### What you should do:
Set out each line from the following listing that includes the word "Tuesday".

--- Begin Extracted entries ---

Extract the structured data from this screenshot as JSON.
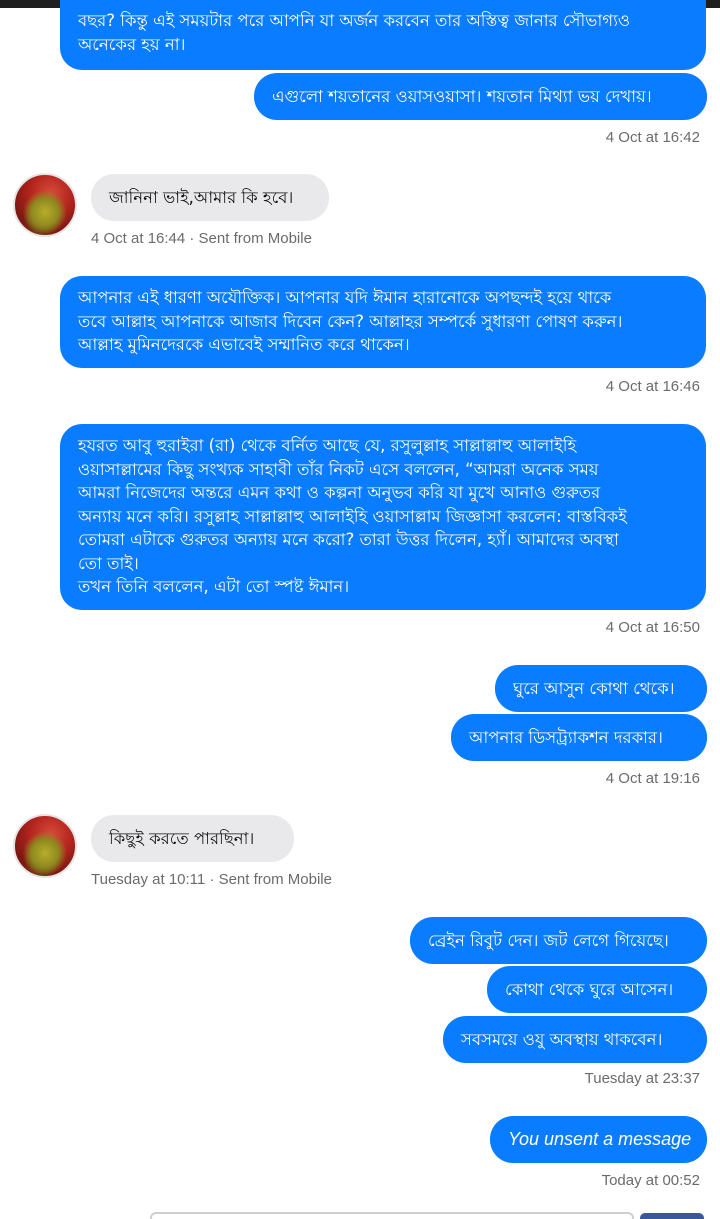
{
  "messages": {
    "m1": "বছর? কিন্তু এই সময়টার পরে আপনি যা অর্জন করবেন তার অস্তিত্ব জানার সৌভাগ্যও\nঅনেকের হয় না।",
    "m2": "এগুলো শয়তানের ওয়াসওয়াসা। শয়তান মিথ্যা ভয় দেখায়।",
    "t1": "4 Oct at 16:42",
    "r1": "জানিনা ভাই,আমার কি হবে।",
    "t2": "4 Oct at 16:44 · Sent from Mobile",
    "m3": "আপনার এই ধারণা অযৌক্তিক। আপনার যদি ঈমান হারানোকে অপছন্দই হয়ে থাকে\nতবে আল্লাহ আপনাকে আজাব দিবেন কেন? আল্লাহর সম্পর্কে সুধারণা পোষণ করুন।\nআল্লাহ মুমিনদেরকে এভাবেই সম্মানিত করে থাকেন।",
    "t3": "4 Oct at 16:46",
    "m4": "হযরত আবু হুরাইরা (রা) থেকে বর্নিত আছে যে, রসুলুল্লাহ সাল্লাল্লাহু আলাইহি\nওয়াসাল্লামের কিছু সংখ্যক সাহাবী তাঁর নিকট এসে বললেন, “আমরা অনেক সময়\nআমরা নিজেদের অন্তরে এমন কথা ও কল্পনা অনুভব করি যা মুখে আনাও গুরুতর\nঅন্যায় মনে করি। রসুল্লাহ সাল্লাল্লাহু আলাইহি ওয়াসাল্লাম জিজ্ঞাসা করলেন: বাস্তবিকই\nতোমরা এটাকে গুরুতর অন্যায় মনে করো? তারা উত্তর দিলেন, হ্যাঁ। আমাদের অবস্থা\nতো তাই।\n তখন তিনি বললেন, এটা তো স্পষ্ট ঈমান।",
    "t4": "4 Oct at 16:50",
    "m5": "ঘুরে আসুন কোথা থেকে।",
    "m6": "আপনার ডিসট্র্যাকশন দরকার।",
    "t5": "4 Oct at 19:16",
    "r2": "কিছুই করতে পারছিনা।",
    "t6": "Tuesday at 10:11 · Sent from Mobile",
    "m7": "ব্রেইন রিবুট দেন। জট লেগে গিয়েছে।",
    "m8": "কোথা থেকে ঘুরে আসেন।",
    "m9": "সবসময়ে ওযু অবস্থায় থাকবেন।",
    "t7": "Tuesday at 23:37",
    "m10": "You unsent a message",
    "t8": "Today at 00:52"
  },
  "colors": {
    "sent_bubble": "#0a7cff",
    "received_bubble": "#e9e9eb",
    "timestamp": "#6b6b6b"
  },
  "icons": {
    "contact_avatar": "avatar"
  }
}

--- End Extracted entries ---

### The result:
    "t6": "Tuesday at 10:11 · Sent from Mobile",
    "t7": "Tuesday at 23:37",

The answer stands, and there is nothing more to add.